= Brief =
Copy all lines holding the word "text" from the entries.

= Information supplied =
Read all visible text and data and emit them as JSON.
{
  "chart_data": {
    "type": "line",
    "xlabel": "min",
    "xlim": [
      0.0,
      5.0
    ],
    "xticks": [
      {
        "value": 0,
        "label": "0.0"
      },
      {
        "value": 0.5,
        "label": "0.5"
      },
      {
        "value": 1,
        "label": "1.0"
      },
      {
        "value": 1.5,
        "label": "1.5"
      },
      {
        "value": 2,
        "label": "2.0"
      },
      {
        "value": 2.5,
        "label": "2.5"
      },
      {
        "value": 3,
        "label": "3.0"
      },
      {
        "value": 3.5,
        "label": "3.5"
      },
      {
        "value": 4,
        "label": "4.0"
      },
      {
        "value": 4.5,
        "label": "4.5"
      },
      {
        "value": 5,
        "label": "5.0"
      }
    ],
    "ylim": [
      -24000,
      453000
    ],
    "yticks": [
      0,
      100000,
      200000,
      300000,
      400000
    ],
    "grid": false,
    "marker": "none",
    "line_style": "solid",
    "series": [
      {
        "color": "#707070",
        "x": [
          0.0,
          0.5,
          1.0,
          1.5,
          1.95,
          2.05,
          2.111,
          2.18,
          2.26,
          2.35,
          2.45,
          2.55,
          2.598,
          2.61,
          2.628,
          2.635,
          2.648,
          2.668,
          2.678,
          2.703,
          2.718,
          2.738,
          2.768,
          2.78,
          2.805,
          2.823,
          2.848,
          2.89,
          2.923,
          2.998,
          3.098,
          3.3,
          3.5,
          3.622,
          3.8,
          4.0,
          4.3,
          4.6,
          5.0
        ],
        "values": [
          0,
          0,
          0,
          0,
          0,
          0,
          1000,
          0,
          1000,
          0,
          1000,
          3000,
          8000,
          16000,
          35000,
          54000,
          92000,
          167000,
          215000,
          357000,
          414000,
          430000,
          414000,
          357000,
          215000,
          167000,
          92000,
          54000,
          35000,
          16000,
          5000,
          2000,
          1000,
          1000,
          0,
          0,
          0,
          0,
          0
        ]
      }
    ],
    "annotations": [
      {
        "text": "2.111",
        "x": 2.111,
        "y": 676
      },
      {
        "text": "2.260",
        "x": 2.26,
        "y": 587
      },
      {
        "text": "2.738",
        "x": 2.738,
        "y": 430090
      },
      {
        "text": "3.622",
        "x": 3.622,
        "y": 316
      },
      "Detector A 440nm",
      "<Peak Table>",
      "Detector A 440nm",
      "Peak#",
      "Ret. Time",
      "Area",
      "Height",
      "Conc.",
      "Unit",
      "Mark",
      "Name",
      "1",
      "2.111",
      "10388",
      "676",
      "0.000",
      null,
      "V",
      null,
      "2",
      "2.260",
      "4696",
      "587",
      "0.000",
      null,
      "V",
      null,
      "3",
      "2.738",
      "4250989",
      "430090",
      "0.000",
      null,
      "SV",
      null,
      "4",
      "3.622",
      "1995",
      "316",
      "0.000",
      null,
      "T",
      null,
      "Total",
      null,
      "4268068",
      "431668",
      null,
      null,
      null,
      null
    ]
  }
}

= Solution =
Read all visible text and data and emit them as JSON.
        "text": "2.111",
        "text": "2.260",
        "text": "2.738",
        "text": "3.622",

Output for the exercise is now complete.